Data records:
◆ ◆ ◆ ◆ ◆ ◆ ◆

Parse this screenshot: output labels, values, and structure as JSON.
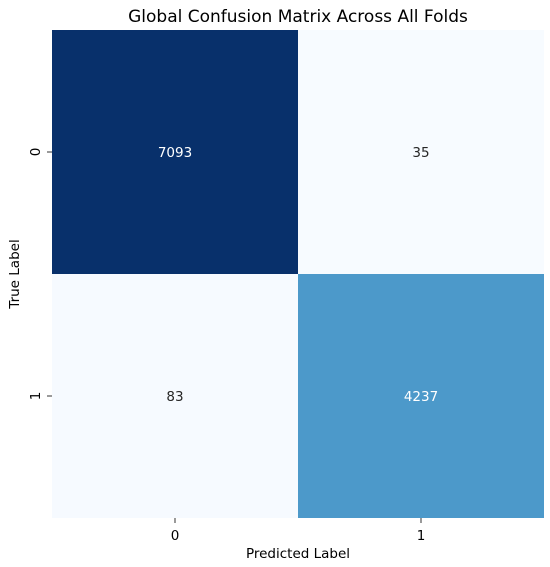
{
  "chart_data": {
    "type": "heatmap",
    "title": "Global Confusion Matrix Across All Folds",
    "xlabel": "Predicted Label",
    "ylabel": "True Label",
    "x_categories": [
      "0",
      "1"
    ],
    "y_categories": [
      "0",
      "1"
    ],
    "values": [
      [
        7093,
        35
      ],
      [
        83,
        4237
      ]
    ],
    "colorbar": false,
    "colormap": "Blues",
    "color_min_hex": "#f7fbff",
    "color_max_hex": "#08306b",
    "annotations": true
  }
}
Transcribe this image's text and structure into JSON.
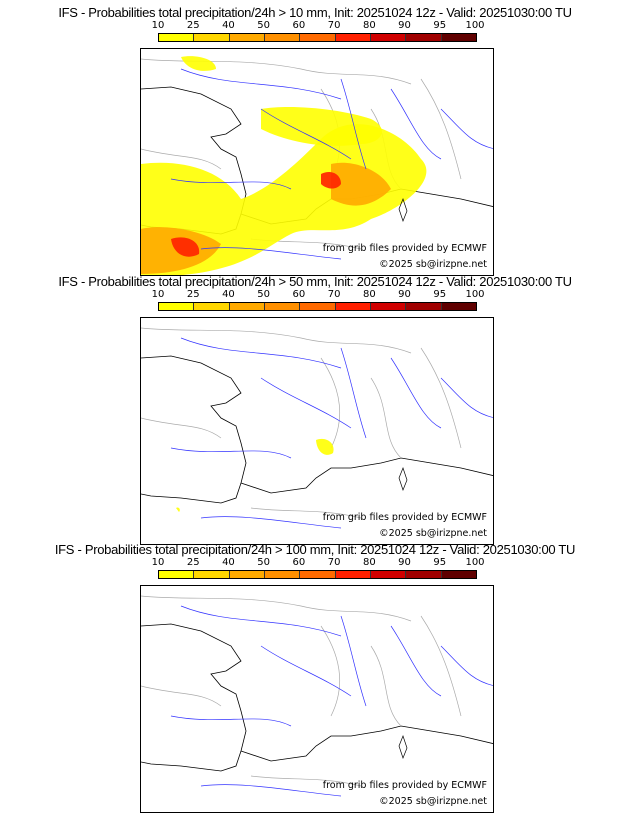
{
  "panels": [
    {
      "title": "IFS - Probabilities total precipitation/24h > 10 mm, Init: 20251024 12z - Valid: 20251030:00 TU"
    },
    {
      "title": "IFS - Probabilities total precipitation/24h > 50 mm, Init: 20251024 12z - Valid: 20251030:00 TU"
    },
    {
      "title": "IFS - Probabilities total precipitation/24h > 100 mm, Init: 20251024 12z - Valid: 20251030:00 TU"
    }
  ],
  "colorbar": {
    "ticks": [
      "10",
      "25",
      "40",
      "50",
      "60",
      "70",
      "80",
      "90",
      "95",
      "100"
    ],
    "colors": [
      "#ffff00",
      "#ffd700",
      "#ffaa00",
      "#ff9000",
      "#ff6a00",
      "#ff2000",
      "#d00000",
      "#a00000",
      "#600000"
    ]
  },
  "credits": {
    "source": "from grib files provided by ECMWF",
    "copyright": "©2025 sb@irizpne.net"
  }
}
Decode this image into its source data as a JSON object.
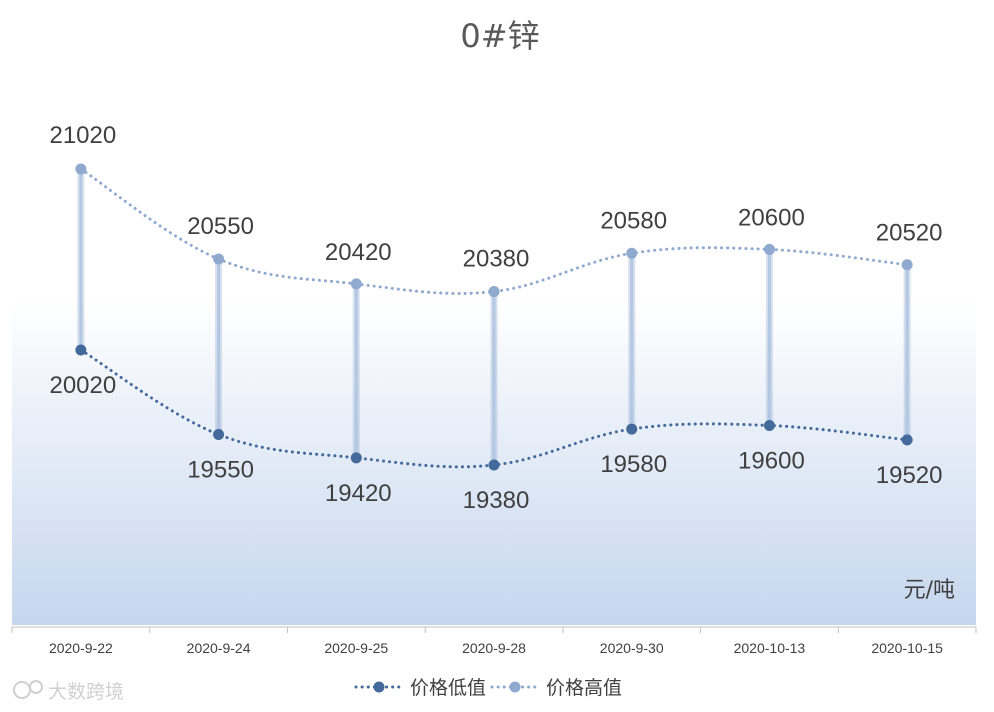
{
  "chart_data": {
    "type": "line",
    "title": "0#锌",
    "unit_label": "元/吨",
    "categories": [
      "2020-9-22",
      "2020-9-24",
      "2020-9-25",
      "2020-9-28",
      "2020-9-30",
      "2020-10-13",
      "2020-10-15"
    ],
    "series": [
      {
        "name": "价格低值",
        "values": [
          20020,
          19550,
          19420,
          19380,
          19580,
          19600,
          19520
        ],
        "color": "#44699B"
      },
      {
        "name": "价格高值",
        "values": [
          21020,
          20550,
          20420,
          20380,
          20580,
          20600,
          20520
        ],
        "color": "#8FA9CF"
      }
    ],
    "high_low_lines": true,
    "data_labels": true,
    "legend_position": "bottom",
    "grid": false,
    "background_gradient": [
      "#ffffff",
      "#C5D6EE"
    ]
  },
  "watermark": "大数跨境"
}
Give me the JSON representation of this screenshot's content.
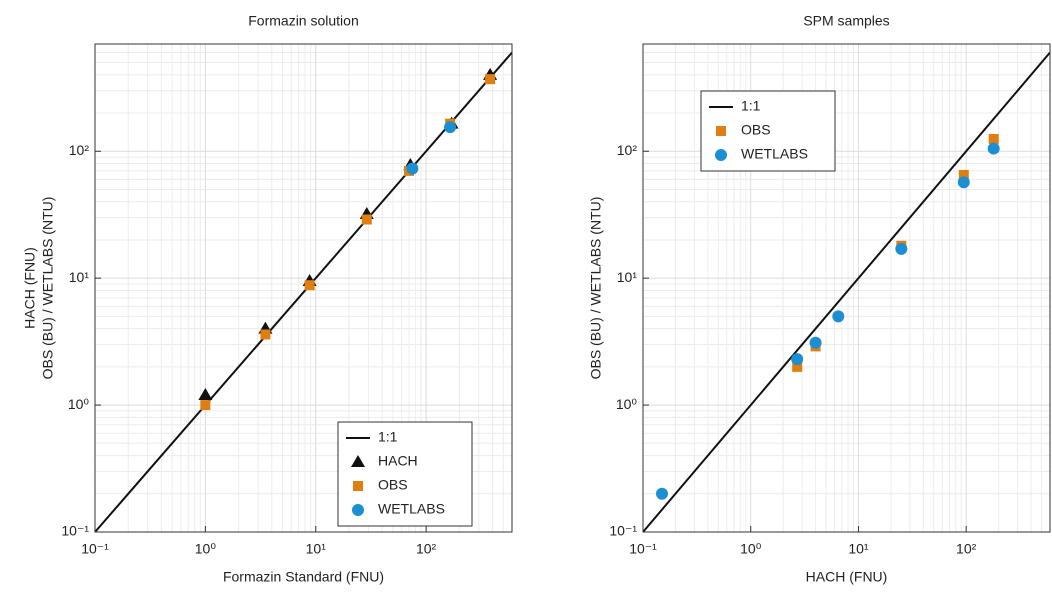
{
  "chart_data": [
    {
      "type": "scatter",
      "title": "Formazin solution",
      "xlabel": "Formazin Standard (FNU)",
      "ylabel": [
        "HACH (FNU)",
        "OBS (BU) / WETLABS (NTU)"
      ],
      "log_x": true,
      "log_y": true,
      "grid": true,
      "minor_grid": true,
      "legend": "lower right",
      "xlim": [
        0.1,
        600
      ],
      "ylim": [
        0.1,
        700
      ],
      "xticks": [
        {
          "value": 0.1,
          "label": "10⁻¹"
        },
        {
          "value": 1,
          "label": "10⁰"
        },
        {
          "value": 10,
          "label": "10¹"
        },
        {
          "value": 100,
          "label": "10²"
        }
      ],
      "yticks": [
        {
          "value": 0.1,
          "label": "10⁻¹"
        },
        {
          "value": 1,
          "label": "10⁰"
        },
        {
          "value": 10,
          "label": "10¹"
        },
        {
          "value": 100,
          "label": "10²"
        }
      ],
      "series": [
        {
          "name": "1:1",
          "marker": "line",
          "color": "#111111",
          "x": [
            0.1,
            600
          ],
          "values": [
            0.1,
            600
          ]
        },
        {
          "name": "HACH",
          "marker": "triangle",
          "color": "#111111",
          "x": [
            1,
            3.5,
            8.8,
            29,
            72,
            170,
            380
          ],
          "values": [
            1.2,
            4,
            9.5,
            32,
            78,
            165,
            400
          ]
        },
        {
          "name": "OBS",
          "marker": "square",
          "color": "#e07f10",
          "x": [
            1,
            3.5,
            8.8,
            29,
            70,
            165,
            380
          ],
          "values": [
            1.0,
            3.6,
            8.8,
            29,
            70,
            165,
            370
          ]
        },
        {
          "name": "WETLABS",
          "marker": "circle",
          "color": "#1b8fd2",
          "x": [
            75,
            165
          ],
          "values": [
            73,
            155
          ]
        }
      ]
    },
    {
      "type": "scatter",
      "title": "SPM samples",
      "xlabel": "HACH (FNU)",
      "ylabel": [
        "OBS (BU) / WETLABS (NTU)"
      ],
      "log_x": true,
      "log_y": true,
      "grid": true,
      "minor_grid": true,
      "legend": "upper left",
      "xlim": [
        0.1,
        600
      ],
      "ylim": [
        0.1,
        700
      ],
      "xticks": [
        {
          "value": 0.1,
          "label": "10⁻¹"
        },
        {
          "value": 1,
          "label": "10⁰"
        },
        {
          "value": 10,
          "label": "10¹"
        },
        {
          "value": 100,
          "label": "10²"
        }
      ],
      "yticks": [
        {
          "value": 0.1,
          "label": "10⁻¹"
        },
        {
          "value": 1,
          "label": "10⁰"
        },
        {
          "value": 10,
          "label": "10¹"
        },
        {
          "value": 100,
          "label": "10²"
        }
      ],
      "series": [
        {
          "name": "1:1",
          "marker": "line",
          "color": "#111111",
          "x": [
            0.1,
            600
          ],
          "values": [
            0.1,
            600
          ]
        },
        {
          "name": "OBS",
          "marker": "square",
          "color": "#e07f10",
          "x": [
            2.7,
            4,
            25,
            95,
            180
          ],
          "values": [
            2.0,
            2.9,
            18,
            65,
            125
          ]
        },
        {
          "name": "WETLABS",
          "marker": "circle",
          "color": "#1b8fd2",
          "x": [
            0.15,
            2.7,
            4,
            6.5,
            25,
            95,
            180
          ],
          "values": [
            0.2,
            2.3,
            3.1,
            5.0,
            17,
            57,
            105
          ]
        }
      ]
    }
  ]
}
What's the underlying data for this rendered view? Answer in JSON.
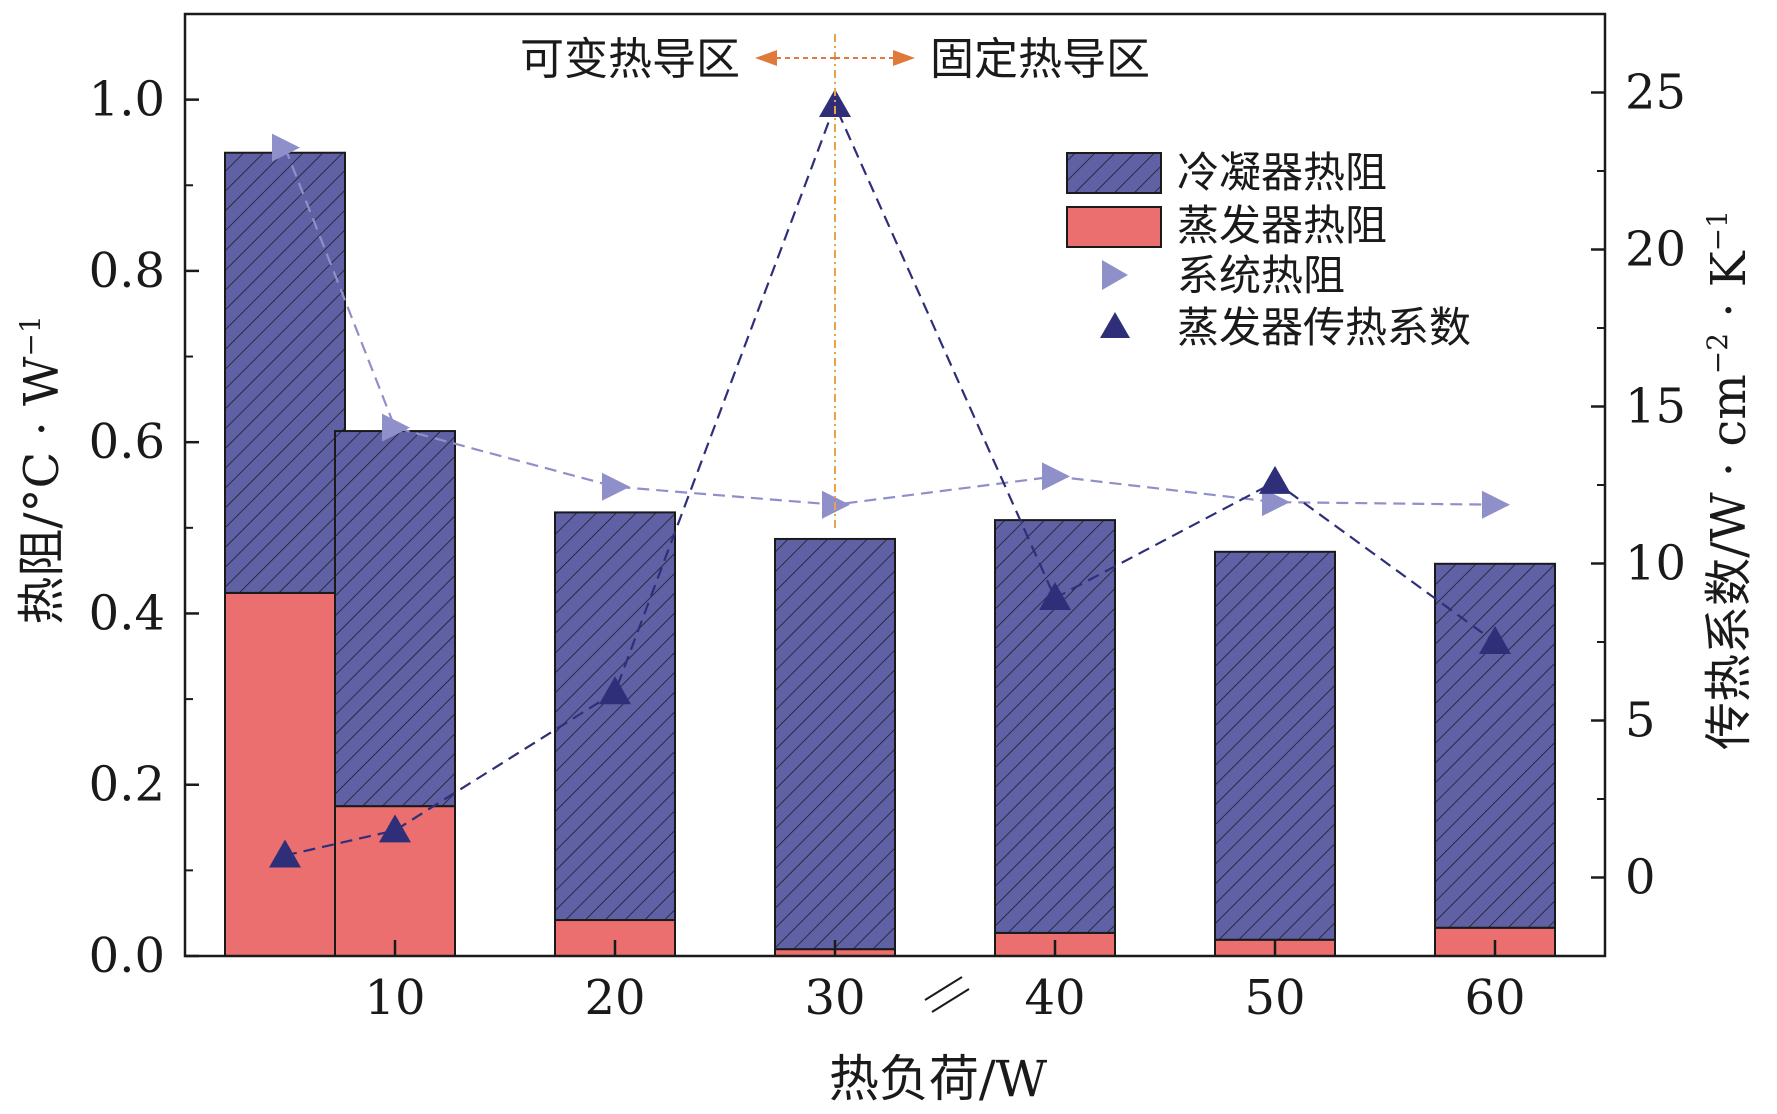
{
  "chart_data": {
    "type": "bar",
    "x": [
      5,
      10,
      20,
      30,
      40,
      50,
      60
    ],
    "xlabel": "热负荷/W",
    "xticks": [
      "10",
      "20",
      "30",
      "40",
      "50",
      "60"
    ],
    "ylabel": "热阻/°C · W",
    "ylabel_sup": "−1",
    "ylim": [
      0,
      1.1
    ],
    "yticks": [
      "0.0",
      "0.2",
      "0.4",
      "0.6",
      "0.8",
      "1.0"
    ],
    "y2label": "传热系数/W · cm",
    "y2label_sup1": "−2",
    "y2label_mid": " · K",
    "y2label_sup2": "−1",
    "y2lim": [
      -2.5,
      27.5
    ],
    "y2ticks": [
      "0",
      "5",
      "10",
      "15",
      "20",
      "25"
    ],
    "series": [
      {
        "name": "冷凝器热阻",
        "kind": "bar",
        "stacked_on": "蒸发器热阻",
        "color": "#5f61a4",
        "hatch": true,
        "values": [
          0.514,
          0.438,
          0.476,
          0.479,
          0.482,
          0.453,
          0.425
        ]
      },
      {
        "name": "蒸发器热阻",
        "kind": "bar",
        "color": "#ec6f6f",
        "values": [
          0.424,
          0.175,
          0.042,
          0.008,
          0.027,
          0.019,
          0.033
        ]
      },
      {
        "name": "系统热阻",
        "kind": "line",
        "axis": "left",
        "marker": "triangle-right",
        "color": "#8f8fc9",
        "values": [
          0.944,
          0.617,
          0.548,
          0.527,
          0.56,
          0.53,
          0.527
        ]
      },
      {
        "name": "蒸发器传热系数",
        "kind": "line",
        "axis": "right",
        "marker": "triangle-up",
        "color": "#2e2f78",
        "values": [
          0.7,
          1.5,
          5.9,
          24.6,
          8.9,
          12.6,
          7.5
        ]
      }
    ],
    "annotations": {
      "left_region": "可变热导区",
      "right_region": "固定热导区",
      "divider_x": 30
    },
    "legend_position": "top-right"
  }
}
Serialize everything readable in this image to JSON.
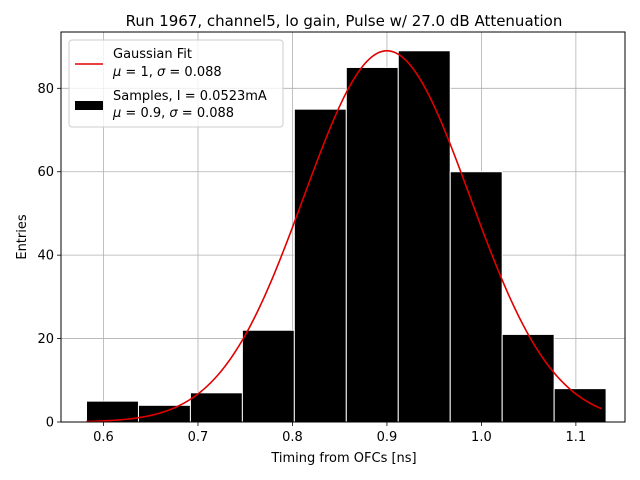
{
  "chart_data": {
    "type": "bar",
    "title": "Run 1967, channel5, lo gain, Pulse w/ 27.0 dB Attenuation",
    "xlabel": "Timing from OFCs [ns]",
    "ylabel": "Entries",
    "xlim": [
      0.555,
      1.152
    ],
    "ylim": [
      0,
      93.5
    ],
    "grid": true,
    "legend_position": "top-left",
    "x_ticks": [
      0.6,
      0.7,
      0.8,
      0.9,
      1.0,
      1.1
    ],
    "x_tick_labels": [
      "0.6",
      "0.7",
      "0.8",
      "0.9",
      "1.0",
      "1.1"
    ],
    "y_ticks": [
      0,
      20,
      40,
      60,
      80
    ],
    "y_tick_labels": [
      "0",
      "20",
      "40",
      "60",
      "80"
    ],
    "bins": {
      "edges": [
        0.582,
        0.637,
        0.692,
        0.747,
        0.802,
        0.857,
        0.912,
        0.967,
        1.022,
        1.077,
        1.132
      ],
      "counts": [
        5,
        4,
        7,
        22,
        75,
        85,
        89,
        60,
        21,
        8
      ],
      "color": "#000000"
    },
    "fit": {
      "mean": 0.9,
      "sigma": 0.088,
      "amplitude": 89,
      "x_range": [
        0.582,
        1.127
      ],
      "color": "#e00000"
    },
    "legend": [
      {
        "kind": "line",
        "line1": "Gaussian Fit",
        "mu": "1",
        "sigma": "0.088",
        "color": "#e00000"
      },
      {
        "kind": "patch",
        "line1": "Samples, I = 0.0523mA",
        "mu": "0.9",
        "sigma": "0.088",
        "color": "#000000"
      }
    ]
  }
}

◆ ◆ ◆ ◆ ◆ ◆ ◆

Objective:
Count the lines of these entries that hold the string "screenshot", and give only that number.

Task output:
2